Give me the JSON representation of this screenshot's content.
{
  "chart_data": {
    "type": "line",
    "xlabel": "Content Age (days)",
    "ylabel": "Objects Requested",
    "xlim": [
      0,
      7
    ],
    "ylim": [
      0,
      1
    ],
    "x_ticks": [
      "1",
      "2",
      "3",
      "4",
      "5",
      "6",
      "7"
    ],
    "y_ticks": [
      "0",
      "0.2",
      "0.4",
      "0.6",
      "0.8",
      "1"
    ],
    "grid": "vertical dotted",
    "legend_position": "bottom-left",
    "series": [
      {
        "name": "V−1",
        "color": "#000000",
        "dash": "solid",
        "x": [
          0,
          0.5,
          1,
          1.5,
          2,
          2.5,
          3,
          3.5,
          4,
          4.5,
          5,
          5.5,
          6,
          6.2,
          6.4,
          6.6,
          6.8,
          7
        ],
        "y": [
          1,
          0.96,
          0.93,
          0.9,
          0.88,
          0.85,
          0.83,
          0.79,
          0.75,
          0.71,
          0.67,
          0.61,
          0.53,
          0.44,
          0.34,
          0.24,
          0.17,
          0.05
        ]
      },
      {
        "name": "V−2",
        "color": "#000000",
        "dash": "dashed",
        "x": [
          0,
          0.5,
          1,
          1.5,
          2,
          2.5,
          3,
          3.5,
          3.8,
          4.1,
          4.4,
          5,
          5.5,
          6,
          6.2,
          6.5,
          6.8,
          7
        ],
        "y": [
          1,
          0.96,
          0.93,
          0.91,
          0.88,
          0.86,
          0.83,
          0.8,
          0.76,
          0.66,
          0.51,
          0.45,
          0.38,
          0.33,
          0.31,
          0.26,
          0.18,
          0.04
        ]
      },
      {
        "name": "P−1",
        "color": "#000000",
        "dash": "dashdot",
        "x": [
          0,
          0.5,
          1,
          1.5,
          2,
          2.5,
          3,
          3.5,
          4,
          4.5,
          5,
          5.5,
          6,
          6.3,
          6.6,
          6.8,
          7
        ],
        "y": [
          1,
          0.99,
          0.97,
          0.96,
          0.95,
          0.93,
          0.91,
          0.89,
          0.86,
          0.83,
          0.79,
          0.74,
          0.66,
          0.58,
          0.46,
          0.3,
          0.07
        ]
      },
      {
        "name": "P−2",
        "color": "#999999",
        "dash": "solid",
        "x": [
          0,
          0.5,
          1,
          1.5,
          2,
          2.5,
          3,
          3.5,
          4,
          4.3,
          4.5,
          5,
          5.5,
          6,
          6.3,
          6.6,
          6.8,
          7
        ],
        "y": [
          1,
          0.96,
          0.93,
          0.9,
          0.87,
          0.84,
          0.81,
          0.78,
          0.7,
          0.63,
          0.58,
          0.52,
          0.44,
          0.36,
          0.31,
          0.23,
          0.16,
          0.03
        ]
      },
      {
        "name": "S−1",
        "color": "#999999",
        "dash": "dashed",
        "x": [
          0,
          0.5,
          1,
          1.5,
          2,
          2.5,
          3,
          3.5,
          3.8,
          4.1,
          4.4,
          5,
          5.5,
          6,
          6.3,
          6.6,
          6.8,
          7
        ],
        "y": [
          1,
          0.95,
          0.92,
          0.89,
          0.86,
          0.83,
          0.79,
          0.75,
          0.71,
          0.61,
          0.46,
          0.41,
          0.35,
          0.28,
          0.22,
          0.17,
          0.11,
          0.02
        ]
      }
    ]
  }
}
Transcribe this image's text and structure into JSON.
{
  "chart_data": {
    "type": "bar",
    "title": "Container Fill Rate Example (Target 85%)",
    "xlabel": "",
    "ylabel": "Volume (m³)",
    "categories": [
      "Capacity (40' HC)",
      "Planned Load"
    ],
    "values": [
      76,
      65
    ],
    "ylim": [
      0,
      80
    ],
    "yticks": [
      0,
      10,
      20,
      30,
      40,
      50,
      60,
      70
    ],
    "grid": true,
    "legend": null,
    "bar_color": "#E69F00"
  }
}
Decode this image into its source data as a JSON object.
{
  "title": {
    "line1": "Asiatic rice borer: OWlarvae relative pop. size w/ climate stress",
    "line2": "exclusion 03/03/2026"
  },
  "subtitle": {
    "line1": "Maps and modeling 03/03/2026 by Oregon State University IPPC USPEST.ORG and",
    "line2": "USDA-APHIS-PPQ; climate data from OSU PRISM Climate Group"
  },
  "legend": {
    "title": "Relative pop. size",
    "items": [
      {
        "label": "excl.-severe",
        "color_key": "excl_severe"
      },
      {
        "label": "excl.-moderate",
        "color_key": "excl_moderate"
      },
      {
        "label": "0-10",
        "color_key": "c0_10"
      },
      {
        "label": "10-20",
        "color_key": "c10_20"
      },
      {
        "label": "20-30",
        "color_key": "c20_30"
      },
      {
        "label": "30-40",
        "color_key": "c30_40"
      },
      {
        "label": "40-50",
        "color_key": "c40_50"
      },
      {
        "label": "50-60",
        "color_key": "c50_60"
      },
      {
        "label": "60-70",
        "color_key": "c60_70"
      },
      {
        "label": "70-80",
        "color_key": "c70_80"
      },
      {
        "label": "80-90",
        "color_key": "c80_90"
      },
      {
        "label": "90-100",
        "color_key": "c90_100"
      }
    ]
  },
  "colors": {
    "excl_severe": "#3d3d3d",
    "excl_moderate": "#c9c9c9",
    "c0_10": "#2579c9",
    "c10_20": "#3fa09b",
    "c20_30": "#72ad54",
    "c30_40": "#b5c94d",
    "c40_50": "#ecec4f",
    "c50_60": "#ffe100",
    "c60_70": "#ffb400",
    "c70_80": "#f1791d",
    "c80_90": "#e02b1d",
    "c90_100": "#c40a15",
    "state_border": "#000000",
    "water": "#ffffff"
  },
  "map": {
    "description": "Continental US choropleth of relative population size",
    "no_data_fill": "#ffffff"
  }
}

▸ OBJECTIVE
Extract the full listing above without altering anything.

▸ ANSWER TO THE EXERCISE
Give me the JSON representation of this screenshot's content.
{
  "chart_data": {
    "type": "line",
    "xlabel": "Content Age (days)",
    "ylabel": "Objects Requested",
    "xlim": [
      0,
      7
    ],
    "ylim": [
      0,
      1
    ],
    "x_ticks": [
      "1",
      "2",
      "3",
      "4",
      "5",
      "6",
      "7"
    ],
    "y_ticks": [
      "0",
      "0.2",
      "0.4",
      "0.6",
      "0.8",
      "1"
    ],
    "grid": "vertical dotted",
    "legend_position": "bottom-left",
    "series": [
      {
        "name": "V−1",
        "color": "#000000",
        "dash": "solid",
        "x": [
          0,
          0.5,
          1,
          1.5,
          2,
          2.5,
          3,
          3.5,
          4,
          4.5,
          5,
          5.5,
          6,
          6.2,
          6.4,
          6.6,
          6.8,
          7
        ],
        "y": [
          1,
          0.96,
          0.93,
          0.9,
          0.88,
          0.85,
          0.83,
          0.79,
          0.75,
          0.71,
          0.67,
          0.61,
          0.53,
          0.44,
          0.34,
          0.24,
          0.17,
          0.05
        ]
      },
      {
        "name": "V−2",
        "color": "#000000",
        "dash": "dashed",
        "x": [
          0,
          0.5,
          1,
          1.5,
          2,
          2.5,
          3,
          3.5,
          3.8,
          4.1,
          4.4,
          5,
          5.5,
          6,
          6.2,
          6.5,
          6.8,
          7
        ],
        "y": [
          1,
          0.96,
          0.93,
          0.91,
          0.88,
          0.86,
          0.83,
          0.8,
          0.76,
          0.66,
          0.51,
          0.45,
          0.38,
          0.33,
          0.31,
          0.26,
          0.18,
          0.04
        ]
      },
      {
        "name": "P−1",
        "color": "#000000",
        "dash": "dashdot",
        "x": [
          0,
          0.5,
          1,
          1.5,
          2,
          2.5,
          3,
          3.5,
          4,
          4.5,
          5,
          5.5,
          6,
          6.3,
          6.6,
          6.8,
          7
        ],
        "y": [
          1,
          0.99,
          0.97,
          0.96,
          0.95,
          0.93,
          0.91,
          0.89,
          0.86,
          0.83,
          0.79,
          0.74,
          0.66,
          0.58,
          0.46,
          0.3,
          0.07
        ]
      },
      {
        "name": "P−2",
        "color": "#999999",
        "dash": "solid",
        "x": [
          0,
          0.5,
          1,
          1.5,
          2,
          2.5,
          3,
          3.5,
          4,
          4.3,
          4.5,
          5,
          5.5,
          6,
          6.3,
          6.6,
          6.8,
          7
        ],
        "y": [
          1,
          0.96,
          0.93,
          0.9,
          0.87,
          0.84,
          0.81,
          0.78,
          0.7,
          0.63,
          0.58,
          0.52,
          0.44,
          0.36,
          0.31,
          0.23,
          0.16,
          0.03
        ]
      },
      {
        "name": "S−1",
        "color": "#999999",
        "dash": "dashed",
        "x": [
          0,
          0.5,
          1,
          1.5,
          2,
          2.5,
          3,
          3.5,
          3.8,
          4.1,
          4.4,
          5,
          5.5,
          6,
          6.3,
          6.6,
          6.8,
          7
        ],
        "y": [
          1,
          0.95,
          0.92,
          0.89,
          0.86,
          0.83,
          0.79,
          0.75,
          0.71,
          0.61,
          0.46,
          0.41,
          0.35,
          0.28,
          0.22,
          0.17,
          0.11,
          0.02
        ]
      }
    ]
  }
}
Transcribe this image's text and structure into JSON.
{
  "chart_data": {
    "type": "bar",
    "title": "Container Fill Rate Example (Target 85%)",
    "xlabel": "",
    "ylabel": "Volume (m³)",
    "categories": [
      "Capacity (40' HC)",
      "Planned Load"
    ],
    "values": [
      76,
      65
    ],
    "ylim": [
      0,
      80
    ],
    "yticks": [
      0,
      10,
      20,
      30,
      40,
      50,
      60,
      70
    ],
    "grid": true,
    "legend": null,
    "bar_color": "#E69F00"
  }
}
Decode this image into its source data as a JSON object.
{
  "title": {
    "line1": "Asiatic rice borer: OWlarvae relative pop. size w/ climate stress",
    "line2": "exclusion 03/03/2026"
  },
  "subtitle": {
    "line1": "Maps and modeling 03/03/2026 by Oregon State University IPPC USPEST.ORG and",
    "line2": "USDA-APHIS-PPQ; climate data from OSU PRISM Climate Group"
  },
  "legend": {
    "title": "Relative pop. size",
    "items": [
      {
        "label": "excl.-severe",
        "color_key": "excl_severe"
      },
      {
        "label": "excl.-moderate",
        "color_key": "excl_moderate"
      },
      {
        "label": "0-10",
        "color_key": "c0_10"
      },
      {
        "label": "10-20",
        "color_key": "c10_20"
      },
      {
        "label": "20-30",
        "color_key": "c20_30"
      },
      {
        "label": "30-40",
        "color_key": "c30_40"
      },
      {
        "label": "40-50",
        "color_key": "c40_50"
      },
      {
        "label": "50-60",
        "color_key": "c50_60"
      },
      {
        "label": "60-70",
        "color_key": "c60_70"
      },
      {
        "label": "70-80",
        "color_key": "c70_80"
      },
      {
        "label": "80-90",
        "color_key": "c80_90"
      },
      {
        "label": "90-100",
        "color_key": "c90_100"
      }
    ]
  },
  "colors": {
    "excl_severe": "#3d3d3d",
    "excl_moderate": "#c9c9c9",
    "c0_10": "#2579c9",
    "c10_20": "#3fa09b",
    "c20_30": "#72ad54",
    "c30_40": "#b5c94d",
    "c40_50": "#ecec4f",
    "c50_60": "#ffe100",
    "c60_70": "#ffb400",
    "c70_80": "#f1791d",
    "c80_90": "#e02b1d",
    "c90_100": "#c40a15",
    "state_border": "#000000",
    "water": "#ffffff"
  },
  "map": {
    "description": "Continental US choropleth of relative population size",
    "no_data_fill": "#ffffff"
  }
}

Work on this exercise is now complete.